::: RECORD LIST :::

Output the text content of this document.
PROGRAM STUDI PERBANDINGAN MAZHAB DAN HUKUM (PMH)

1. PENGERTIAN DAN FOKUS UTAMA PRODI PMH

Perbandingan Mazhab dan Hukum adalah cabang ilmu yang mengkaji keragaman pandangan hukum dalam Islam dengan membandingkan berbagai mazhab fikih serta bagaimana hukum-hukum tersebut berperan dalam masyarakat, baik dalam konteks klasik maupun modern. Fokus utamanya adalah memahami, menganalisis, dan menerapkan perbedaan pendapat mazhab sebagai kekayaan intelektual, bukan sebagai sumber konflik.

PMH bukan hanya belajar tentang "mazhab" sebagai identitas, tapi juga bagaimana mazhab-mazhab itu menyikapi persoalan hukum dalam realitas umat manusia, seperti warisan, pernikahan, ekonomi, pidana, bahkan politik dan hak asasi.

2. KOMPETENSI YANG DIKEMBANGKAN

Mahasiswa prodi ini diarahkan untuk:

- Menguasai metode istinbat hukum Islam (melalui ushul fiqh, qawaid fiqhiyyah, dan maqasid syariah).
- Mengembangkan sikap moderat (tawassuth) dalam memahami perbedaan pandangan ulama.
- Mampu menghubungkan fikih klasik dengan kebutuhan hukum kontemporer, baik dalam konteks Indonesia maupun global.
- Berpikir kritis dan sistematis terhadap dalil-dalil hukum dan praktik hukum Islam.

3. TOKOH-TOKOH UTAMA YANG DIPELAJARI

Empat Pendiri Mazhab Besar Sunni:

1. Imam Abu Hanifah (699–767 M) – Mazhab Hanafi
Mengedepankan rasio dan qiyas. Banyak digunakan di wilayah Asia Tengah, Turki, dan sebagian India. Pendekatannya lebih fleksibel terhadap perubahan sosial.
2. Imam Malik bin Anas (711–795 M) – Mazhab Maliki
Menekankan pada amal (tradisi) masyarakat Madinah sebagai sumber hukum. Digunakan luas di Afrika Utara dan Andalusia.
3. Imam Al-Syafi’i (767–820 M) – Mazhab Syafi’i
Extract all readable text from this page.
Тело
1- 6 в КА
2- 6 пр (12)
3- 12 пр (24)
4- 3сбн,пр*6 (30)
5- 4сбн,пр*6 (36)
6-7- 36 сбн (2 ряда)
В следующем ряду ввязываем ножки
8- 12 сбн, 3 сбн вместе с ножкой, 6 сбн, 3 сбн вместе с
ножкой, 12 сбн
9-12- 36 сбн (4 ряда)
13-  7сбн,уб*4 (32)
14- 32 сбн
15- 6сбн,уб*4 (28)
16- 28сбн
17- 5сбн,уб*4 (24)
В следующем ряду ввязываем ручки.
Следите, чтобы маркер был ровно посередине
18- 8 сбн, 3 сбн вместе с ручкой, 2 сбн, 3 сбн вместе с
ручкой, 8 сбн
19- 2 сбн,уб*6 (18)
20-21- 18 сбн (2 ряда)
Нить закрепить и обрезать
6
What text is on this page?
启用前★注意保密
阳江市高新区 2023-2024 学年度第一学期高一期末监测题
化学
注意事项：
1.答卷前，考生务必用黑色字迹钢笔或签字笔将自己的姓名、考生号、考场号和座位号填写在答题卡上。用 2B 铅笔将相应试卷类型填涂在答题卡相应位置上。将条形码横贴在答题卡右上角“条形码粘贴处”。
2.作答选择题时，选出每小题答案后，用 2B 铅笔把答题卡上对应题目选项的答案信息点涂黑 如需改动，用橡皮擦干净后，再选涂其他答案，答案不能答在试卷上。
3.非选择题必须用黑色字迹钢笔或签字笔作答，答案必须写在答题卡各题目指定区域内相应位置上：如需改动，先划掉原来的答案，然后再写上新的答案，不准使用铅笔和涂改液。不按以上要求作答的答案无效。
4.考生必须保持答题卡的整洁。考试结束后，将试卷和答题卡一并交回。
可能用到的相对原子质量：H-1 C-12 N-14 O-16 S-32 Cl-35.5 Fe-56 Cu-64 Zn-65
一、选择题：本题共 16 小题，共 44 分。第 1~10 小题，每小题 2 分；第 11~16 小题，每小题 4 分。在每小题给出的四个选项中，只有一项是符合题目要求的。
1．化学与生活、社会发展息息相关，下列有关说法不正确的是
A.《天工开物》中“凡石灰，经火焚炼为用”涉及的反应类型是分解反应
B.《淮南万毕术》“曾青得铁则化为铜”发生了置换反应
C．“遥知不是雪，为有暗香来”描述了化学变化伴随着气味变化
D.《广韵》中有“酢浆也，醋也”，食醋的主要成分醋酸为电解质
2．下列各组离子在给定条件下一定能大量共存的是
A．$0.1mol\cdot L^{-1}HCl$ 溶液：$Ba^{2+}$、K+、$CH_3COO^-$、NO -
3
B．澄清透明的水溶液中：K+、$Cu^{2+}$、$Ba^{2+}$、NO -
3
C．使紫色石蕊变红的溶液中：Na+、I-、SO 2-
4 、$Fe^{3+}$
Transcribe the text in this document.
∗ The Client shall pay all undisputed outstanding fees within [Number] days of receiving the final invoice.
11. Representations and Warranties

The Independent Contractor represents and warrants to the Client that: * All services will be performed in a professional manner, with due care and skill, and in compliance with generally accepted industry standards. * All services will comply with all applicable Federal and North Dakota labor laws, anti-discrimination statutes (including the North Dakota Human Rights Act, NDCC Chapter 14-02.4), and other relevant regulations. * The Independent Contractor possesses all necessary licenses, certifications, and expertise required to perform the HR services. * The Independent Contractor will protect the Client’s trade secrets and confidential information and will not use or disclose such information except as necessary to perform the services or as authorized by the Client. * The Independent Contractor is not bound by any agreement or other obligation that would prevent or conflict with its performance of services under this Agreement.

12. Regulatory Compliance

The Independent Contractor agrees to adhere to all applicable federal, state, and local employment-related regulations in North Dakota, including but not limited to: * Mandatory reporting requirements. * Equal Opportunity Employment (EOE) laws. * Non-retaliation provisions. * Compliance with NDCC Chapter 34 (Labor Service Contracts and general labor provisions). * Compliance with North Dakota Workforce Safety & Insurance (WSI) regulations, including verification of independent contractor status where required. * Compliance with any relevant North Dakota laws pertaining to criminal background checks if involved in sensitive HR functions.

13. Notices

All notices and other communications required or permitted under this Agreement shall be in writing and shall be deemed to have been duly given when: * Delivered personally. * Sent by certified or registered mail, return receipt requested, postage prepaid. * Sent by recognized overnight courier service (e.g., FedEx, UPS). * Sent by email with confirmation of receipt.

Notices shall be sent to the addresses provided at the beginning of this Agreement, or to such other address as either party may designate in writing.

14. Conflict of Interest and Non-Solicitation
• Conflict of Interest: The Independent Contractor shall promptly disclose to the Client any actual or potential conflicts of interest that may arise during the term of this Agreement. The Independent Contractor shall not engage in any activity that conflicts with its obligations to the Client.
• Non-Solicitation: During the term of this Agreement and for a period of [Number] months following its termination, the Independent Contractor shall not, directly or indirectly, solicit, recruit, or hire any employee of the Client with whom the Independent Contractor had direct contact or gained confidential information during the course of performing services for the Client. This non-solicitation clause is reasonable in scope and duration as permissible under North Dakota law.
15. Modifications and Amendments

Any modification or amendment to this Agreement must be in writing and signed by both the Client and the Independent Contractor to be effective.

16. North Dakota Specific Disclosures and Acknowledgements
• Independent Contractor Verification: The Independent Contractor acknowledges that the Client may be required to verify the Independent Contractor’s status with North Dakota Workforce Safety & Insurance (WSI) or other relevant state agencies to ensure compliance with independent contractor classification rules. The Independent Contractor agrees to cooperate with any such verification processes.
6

:::

Which lines in the records above contain the string "ножкой"? Copy each one.

EXPECTED OUTPUT —
8- 12 сбн, 3 сбн вместе с ножкой, 6 сбн, 3 сбн вместе с
ножкой, 12 сбн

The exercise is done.